Set the listing down again in full, word for word, with the pictures left out.

____ Given entries

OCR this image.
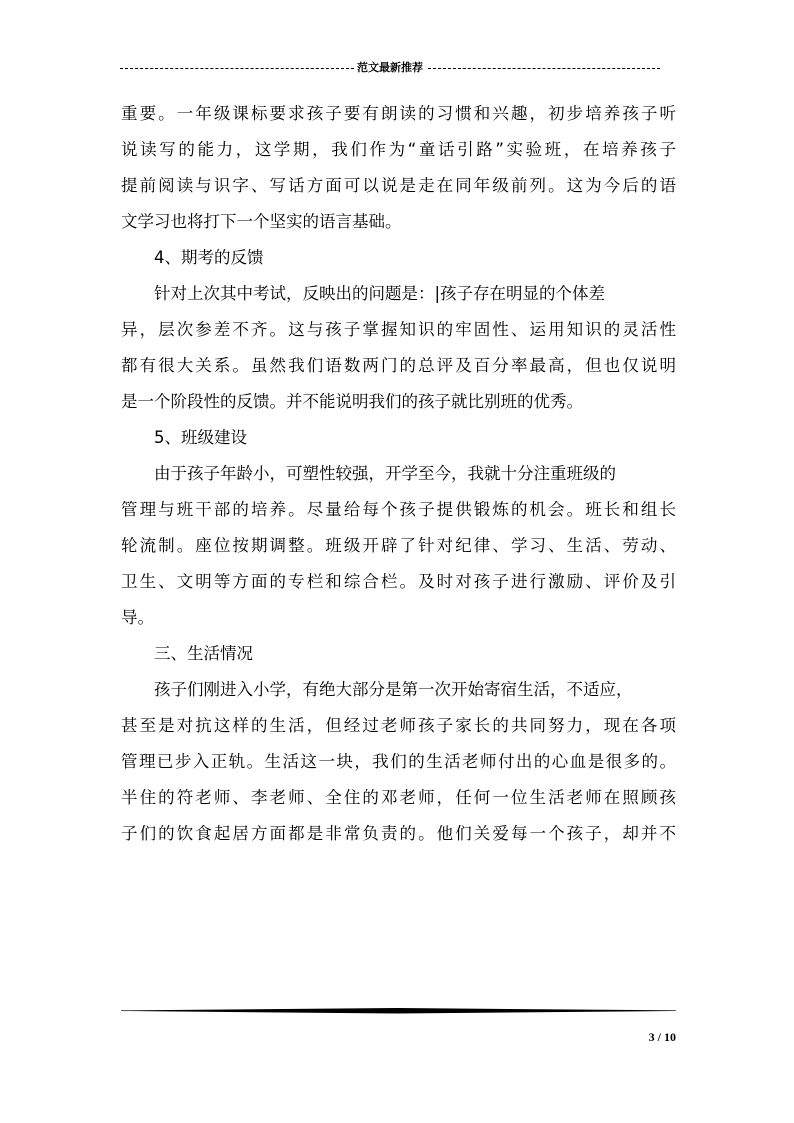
范文最新推荐
重要。一年级课标要求孩子要有朗读的习惯和兴趣，初步培养孩子听
说读写的能力，这学期，我们作为“童话引路”实验班，在培养孩子
提前阅读与识字、写话方面可以说是走在同年级前列。这为今后的语
文学习也将打下一个坚实的语言基础。
4、期考的反馈
针对上次其中考试，反映出的问题是：|孩子存在明显的个体差
异，层次参差不齐。这与孩子掌握知识的牢固性、运用知识的灵活性
都有很大关系。虽然我们语数两门的总评及百分率最高，但也仅说明
是一个阶段性的反馈。并不能说明我们的孩子就比别班的优秀。
5、班级建设
由于孩子年龄小，可塑性较强，开学至今，我就十分注重班级的
管理与班干部的培养。尽量给每个孩子提供锻炼的机会。班长和组长
轮流制。座位按期调整。班级开辟了针对纪律、学习、生活、劳动、
卫生、文明等方面的专栏和综合栏。及时对孩子进行激励、评价及引
导。
三、生活情况
孩子们刚进入小学，有绝大部分是第一次开始寄宿生活，不适应，
甚至是对抗这样的生活，但经过老师孩子家长的共同努力，现在各项
管理已步入正轨。生活这一块，我们的生活老师付出的心血是很多的。
半住的符老师、李老师、全住的邓老师，任何一位生活老师在照顾孩
子们的饮食起居方面都是非常负责的。他们关爱每一个孩子，却并不
3 / 10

________

_The result:_
OCR this image.
范文最新推荐
重要。一年级课标要求孩子要有朗读的习惯和兴趣，初步培养孩子听
说读写的能力，这学期，我们作为“童话引路”实验班，在培养孩子
提前阅读与识字、写话方面可以说是走在同年级前列。这为今后的语
文学习也将打下一个坚实的语言基础。
4、期考的反馈
针对上次其中考试，反映出的问题是：|孩子存在明显的个体差
异，层次参差不齐。这与孩子掌握知识的牢固性、运用知识的灵活性
都有很大关系。虽然我们语数两门的总评及百分率最高，但也仅说明
是一个阶段性的反馈。并不能说明我们的孩子就比别班的优秀。
5、班级建设
由于孩子年龄小，可塑性较强，开学至今，我就十分注重班级的
管理与班干部的培养。尽量给每个孩子提供锻炼的机会。班长和组长
轮流制。座位按期调整。班级开辟了针对纪律、学习、生活、劳动、
卫生、文明等方面的专栏和综合栏。及时对孩子进行激励、评价及引
导。
三、生活情况
孩子们刚进入小学，有绝大部分是第一次开始寄宿生活，不适应，
甚至是对抗这样的生活，但经过老师孩子家长的共同努力，现在各项
管理已步入正轨。生活这一块，我们的生活老师付出的心血是很多的。
半住的符老师、李老师、全住的邓老师，任何一位生活老师在照顾孩
子们的饮食起居方面都是非常负责的。他们关爱每一个孩子，却并不
3 / 10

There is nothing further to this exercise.